#### Work to complete
Output every record word for word.

— Start of Given information —

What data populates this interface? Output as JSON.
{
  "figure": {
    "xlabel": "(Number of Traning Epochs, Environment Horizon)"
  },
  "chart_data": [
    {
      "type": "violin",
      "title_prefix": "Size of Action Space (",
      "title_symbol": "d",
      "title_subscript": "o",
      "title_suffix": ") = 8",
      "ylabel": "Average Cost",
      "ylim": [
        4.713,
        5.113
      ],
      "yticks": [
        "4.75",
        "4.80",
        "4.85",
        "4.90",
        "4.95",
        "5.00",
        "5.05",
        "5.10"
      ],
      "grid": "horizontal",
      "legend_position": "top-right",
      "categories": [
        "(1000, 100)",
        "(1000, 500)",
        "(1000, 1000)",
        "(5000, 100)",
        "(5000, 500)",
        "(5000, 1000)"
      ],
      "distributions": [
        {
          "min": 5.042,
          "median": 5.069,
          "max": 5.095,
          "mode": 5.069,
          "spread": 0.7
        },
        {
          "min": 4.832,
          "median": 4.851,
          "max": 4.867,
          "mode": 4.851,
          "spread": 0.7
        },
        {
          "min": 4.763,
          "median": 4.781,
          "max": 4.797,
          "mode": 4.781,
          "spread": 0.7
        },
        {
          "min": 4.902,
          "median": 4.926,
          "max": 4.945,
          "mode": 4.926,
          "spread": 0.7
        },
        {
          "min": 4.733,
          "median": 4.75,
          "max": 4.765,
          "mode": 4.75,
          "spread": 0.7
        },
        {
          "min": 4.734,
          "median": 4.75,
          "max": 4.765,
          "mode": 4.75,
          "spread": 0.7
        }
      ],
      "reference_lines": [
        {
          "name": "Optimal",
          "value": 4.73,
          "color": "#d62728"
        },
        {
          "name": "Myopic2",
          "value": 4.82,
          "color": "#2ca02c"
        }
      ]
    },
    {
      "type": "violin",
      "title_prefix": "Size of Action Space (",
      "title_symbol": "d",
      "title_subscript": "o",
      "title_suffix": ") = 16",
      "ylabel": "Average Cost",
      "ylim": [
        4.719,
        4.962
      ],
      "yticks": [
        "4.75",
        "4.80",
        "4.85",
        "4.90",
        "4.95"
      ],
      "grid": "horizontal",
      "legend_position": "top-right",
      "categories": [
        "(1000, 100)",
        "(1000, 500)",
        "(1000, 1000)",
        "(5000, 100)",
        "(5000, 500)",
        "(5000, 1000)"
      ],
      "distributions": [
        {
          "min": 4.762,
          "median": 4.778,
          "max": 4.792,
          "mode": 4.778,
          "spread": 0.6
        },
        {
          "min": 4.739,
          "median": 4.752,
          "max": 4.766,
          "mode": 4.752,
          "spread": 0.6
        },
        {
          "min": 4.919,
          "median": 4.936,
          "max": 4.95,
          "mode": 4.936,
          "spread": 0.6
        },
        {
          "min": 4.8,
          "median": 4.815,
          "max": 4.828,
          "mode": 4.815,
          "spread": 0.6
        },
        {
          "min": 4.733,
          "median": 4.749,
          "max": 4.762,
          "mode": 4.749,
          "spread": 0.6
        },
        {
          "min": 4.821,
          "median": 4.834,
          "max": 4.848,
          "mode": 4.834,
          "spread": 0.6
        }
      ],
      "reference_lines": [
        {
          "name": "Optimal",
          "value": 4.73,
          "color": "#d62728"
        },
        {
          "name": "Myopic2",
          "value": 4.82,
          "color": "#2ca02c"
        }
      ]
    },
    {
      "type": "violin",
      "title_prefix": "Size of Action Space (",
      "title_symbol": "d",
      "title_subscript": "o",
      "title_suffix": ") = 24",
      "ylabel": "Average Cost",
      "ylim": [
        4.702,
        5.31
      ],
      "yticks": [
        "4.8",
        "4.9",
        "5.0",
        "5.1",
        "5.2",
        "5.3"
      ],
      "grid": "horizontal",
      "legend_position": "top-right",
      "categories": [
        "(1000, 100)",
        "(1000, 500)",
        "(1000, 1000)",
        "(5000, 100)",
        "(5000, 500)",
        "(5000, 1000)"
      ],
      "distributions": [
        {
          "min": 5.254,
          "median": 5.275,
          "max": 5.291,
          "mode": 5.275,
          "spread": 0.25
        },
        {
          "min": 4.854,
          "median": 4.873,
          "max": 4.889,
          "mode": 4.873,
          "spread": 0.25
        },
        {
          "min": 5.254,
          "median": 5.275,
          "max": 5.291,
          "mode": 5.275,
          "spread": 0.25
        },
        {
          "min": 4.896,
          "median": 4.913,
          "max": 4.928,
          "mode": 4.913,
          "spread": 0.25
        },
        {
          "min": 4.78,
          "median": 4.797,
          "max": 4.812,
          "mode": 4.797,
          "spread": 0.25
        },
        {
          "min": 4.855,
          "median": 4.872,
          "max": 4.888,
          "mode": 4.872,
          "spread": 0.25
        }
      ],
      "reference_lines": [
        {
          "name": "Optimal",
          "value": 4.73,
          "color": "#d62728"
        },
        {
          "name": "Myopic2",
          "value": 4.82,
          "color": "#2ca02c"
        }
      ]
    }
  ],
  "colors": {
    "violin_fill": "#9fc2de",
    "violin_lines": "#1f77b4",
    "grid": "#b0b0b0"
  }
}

— End of Given information —

#### The output
What data populates this interface? Output as JSON.
{
  "figure": {
    "xlabel": "(Number of Traning Epochs, Environment Horizon)"
  },
  "chart_data": [
    {
      "type": "violin",
      "title_prefix": "Size of Action Space (",
      "title_symbol": "d",
      "title_subscript": "o",
      "title_suffix": ") = 8",
      "ylabel": "Average Cost",
      "ylim": [
        4.713,
        5.113
      ],
      "yticks": [
        "4.75",
        "4.80",
        "4.85",
        "4.90",
        "4.95",
        "5.00",
        "5.05",
        "5.10"
      ],
      "grid": "horizontal",
      "legend_position": "top-right",
      "categories": [
        "(1000, 100)",
        "(1000, 500)",
        "(1000, 1000)",
        "(5000, 100)",
        "(5000, 500)",
        "(5000, 1000)"
      ],
      "distributions": [
        {
          "min": 5.042,
          "median": 5.069,
          "max": 5.095,
          "mode": 5.069,
          "spread": 0.7
        },
        {
          "min": 4.832,
          "median": 4.851,
          "max": 4.867,
          "mode": 4.851,
          "spread": 0.7
        },
        {
          "min": 4.763,
          "median": 4.781,
          "max": 4.797,
          "mode": 4.781,
          "spread": 0.7
        },
        {
          "min": 4.902,
          "median": 4.926,
          "max": 4.945,
          "mode": 4.926,
          "spread": 0.7
        },
        {
          "min": 4.733,
          "median": 4.75,
          "max": 4.765,
          "mode": 4.75,
          "spread": 0.7
        },
        {
          "min": 4.734,
          "median": 4.75,
          "max": 4.765,
          "mode": 4.75,
          "spread": 0.7
        }
      ],
      "reference_lines": [
        {
          "name": "Optimal",
          "value": 4.73,
          "color": "#d62728"
        },
        {
          "name": "Myopic2",
          "value": 4.82,
          "color": "#2ca02c"
        }
      ]
    },
    {
      "type": "violin",
      "title_prefix": "Size of Action Space (",
      "title_symbol": "d",
      "title_subscript": "o",
      "title_suffix": ") = 16",
      "ylabel": "Average Cost",
      "ylim": [
        4.719,
        4.962
      ],
      "yticks": [
        "4.75",
        "4.80",
        "4.85",
        "4.90",
        "4.95"
      ],
      "grid": "horizontal",
      "legend_position": "top-right",
      "categories": [
        "(1000, 100)",
        "(1000, 500)",
        "(1000, 1000)",
        "(5000, 100)",
        "(5000, 500)",
        "(5000, 1000)"
      ],
      "distributions": [
        {
          "min": 4.762,
          "median": 4.778,
          "max": 4.792,
          "mode": 4.778,
          "spread": 0.6
        },
        {
          "min": 4.739,
          "median": 4.752,
          "max": 4.766,
          "mode": 4.752,
          "spread": 0.6
        },
        {
          "min": 4.919,
          "median": 4.936,
          "max": 4.95,
          "mode": 4.936,
          "spread": 0.6
        },
        {
          "min": 4.8,
          "median": 4.815,
          "max": 4.828,
          "mode": 4.815,
          "spread": 0.6
        },
        {
          "min": 4.733,
          "median": 4.749,
          "max": 4.762,
          "mode": 4.749,
          "spread": 0.6
        },
        {
          "min": 4.821,
          "median": 4.834,
          "max": 4.848,
          "mode": 4.834,
          "spread": 0.6
        }
      ],
      "reference_lines": [
        {
          "name": "Optimal",
          "value": 4.73,
          "color": "#d62728"
        },
        {
          "name": "Myopic2",
          "value": 4.82,
          "color": "#2ca02c"
        }
      ]
    },
    {
      "type": "violin",
      "title_prefix": "Size of Action Space (",
      "title_symbol": "d",
      "title_subscript": "o",
      "title_suffix": ") = 24",
      "ylabel": "Average Cost",
      "ylim": [
        4.702,
        5.31
      ],
      "yticks": [
        "4.8",
        "4.9",
        "5.0",
        "5.1",
        "5.2",
        "5.3"
      ],
      "grid": "horizontal",
      "legend_position": "top-right",
      "categories": [
        "(1000, 100)",
        "(1000, 500)",
        "(1000, 1000)",
        "(5000, 100)",
        "(5000, 500)",
        "(5000, 1000)"
      ],
      "distributions": [
        {
          "min": 5.254,
          "median": 5.275,
          "max": 5.291,
          "mode": 5.275,
          "spread": 0.25
        },
        {
          "min": 4.854,
          "median": 4.873,
          "max": 4.889,
          "mode": 4.873,
          "spread": 0.25
        },
        {
          "min": 5.254,
          "median": 5.275,
          "max": 5.291,
          "mode": 5.275,
          "spread": 0.25
        },
        {
          "min": 4.896,
          "median": 4.913,
          "max": 4.928,
          "mode": 4.913,
          "spread": 0.25
        },
        {
          "min": 4.78,
          "median": 4.797,
          "max": 4.812,
          "mode": 4.797,
          "spread": 0.25
        },
        {
          "min": 4.855,
          "median": 4.872,
          "max": 4.888,
          "mode": 4.872,
          "spread": 0.25
        }
      ],
      "reference_lines": [
        {
          "name": "Optimal",
          "value": 4.73,
          "color": "#d62728"
        },
        {
          "name": "Myopic2",
          "value": 4.82,
          "color": "#2ca02c"
        }
      ]
    }
  ],
  "colors": {
    "violin_fill": "#9fc2de",
    "violin_lines": "#1f77b4",
    "grid": "#b0b0b0"
  }
}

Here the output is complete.